Items from a data source:
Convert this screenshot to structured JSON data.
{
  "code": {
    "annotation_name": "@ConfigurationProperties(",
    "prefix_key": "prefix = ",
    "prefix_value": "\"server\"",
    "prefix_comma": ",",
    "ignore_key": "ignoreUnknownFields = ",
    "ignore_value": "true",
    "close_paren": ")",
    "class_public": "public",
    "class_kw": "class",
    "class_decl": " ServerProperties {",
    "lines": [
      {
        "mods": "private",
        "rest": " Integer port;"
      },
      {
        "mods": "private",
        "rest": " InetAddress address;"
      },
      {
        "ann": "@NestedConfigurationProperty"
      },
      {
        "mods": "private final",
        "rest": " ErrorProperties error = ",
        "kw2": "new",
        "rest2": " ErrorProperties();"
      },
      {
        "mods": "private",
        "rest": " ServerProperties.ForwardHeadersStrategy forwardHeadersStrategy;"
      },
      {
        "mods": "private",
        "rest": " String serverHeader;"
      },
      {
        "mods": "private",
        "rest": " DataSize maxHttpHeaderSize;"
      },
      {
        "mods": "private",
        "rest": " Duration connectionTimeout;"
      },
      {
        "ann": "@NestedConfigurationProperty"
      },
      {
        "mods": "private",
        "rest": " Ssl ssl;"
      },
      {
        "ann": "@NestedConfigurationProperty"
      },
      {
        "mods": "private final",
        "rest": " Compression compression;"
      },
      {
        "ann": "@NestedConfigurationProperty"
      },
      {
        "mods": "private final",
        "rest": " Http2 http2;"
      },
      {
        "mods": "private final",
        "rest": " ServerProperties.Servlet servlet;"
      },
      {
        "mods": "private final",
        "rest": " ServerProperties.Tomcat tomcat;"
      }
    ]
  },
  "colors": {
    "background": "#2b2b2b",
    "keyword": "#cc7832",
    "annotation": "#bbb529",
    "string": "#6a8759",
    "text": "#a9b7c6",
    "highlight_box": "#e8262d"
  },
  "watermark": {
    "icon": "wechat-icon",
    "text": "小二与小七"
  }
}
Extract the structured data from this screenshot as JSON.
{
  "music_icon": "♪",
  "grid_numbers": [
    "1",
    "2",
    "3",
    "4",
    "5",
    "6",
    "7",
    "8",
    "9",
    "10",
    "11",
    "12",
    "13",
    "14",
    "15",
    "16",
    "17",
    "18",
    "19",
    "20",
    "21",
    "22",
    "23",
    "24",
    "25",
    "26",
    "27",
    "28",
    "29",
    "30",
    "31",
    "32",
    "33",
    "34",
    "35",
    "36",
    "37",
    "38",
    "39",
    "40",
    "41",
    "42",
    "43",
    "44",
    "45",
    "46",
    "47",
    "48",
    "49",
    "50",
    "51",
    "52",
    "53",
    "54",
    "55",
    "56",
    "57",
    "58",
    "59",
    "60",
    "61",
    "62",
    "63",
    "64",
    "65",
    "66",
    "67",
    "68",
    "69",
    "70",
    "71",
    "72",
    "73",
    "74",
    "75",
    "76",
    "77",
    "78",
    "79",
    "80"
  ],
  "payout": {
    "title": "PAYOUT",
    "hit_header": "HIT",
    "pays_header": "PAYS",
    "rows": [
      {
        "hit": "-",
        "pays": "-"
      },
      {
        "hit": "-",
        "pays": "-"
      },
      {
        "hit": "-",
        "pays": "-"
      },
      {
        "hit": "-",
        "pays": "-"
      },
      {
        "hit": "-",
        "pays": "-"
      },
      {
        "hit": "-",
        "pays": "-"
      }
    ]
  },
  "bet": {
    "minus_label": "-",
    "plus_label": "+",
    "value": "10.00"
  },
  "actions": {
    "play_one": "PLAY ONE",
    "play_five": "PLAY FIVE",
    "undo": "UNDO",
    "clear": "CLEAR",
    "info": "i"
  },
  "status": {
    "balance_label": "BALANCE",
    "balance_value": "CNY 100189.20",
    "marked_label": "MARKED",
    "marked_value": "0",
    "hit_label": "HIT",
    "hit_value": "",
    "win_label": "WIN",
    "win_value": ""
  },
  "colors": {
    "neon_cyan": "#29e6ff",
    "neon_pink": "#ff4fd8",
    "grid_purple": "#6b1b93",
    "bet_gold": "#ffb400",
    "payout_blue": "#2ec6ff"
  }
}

_WORK TO DO_: Pull out every line of the entries that includes the word "this".

_OUTPUT OF THE TASK_:
Convert this screenshot to structured JSON data.
Extract the structured data from this screenshot as JSON.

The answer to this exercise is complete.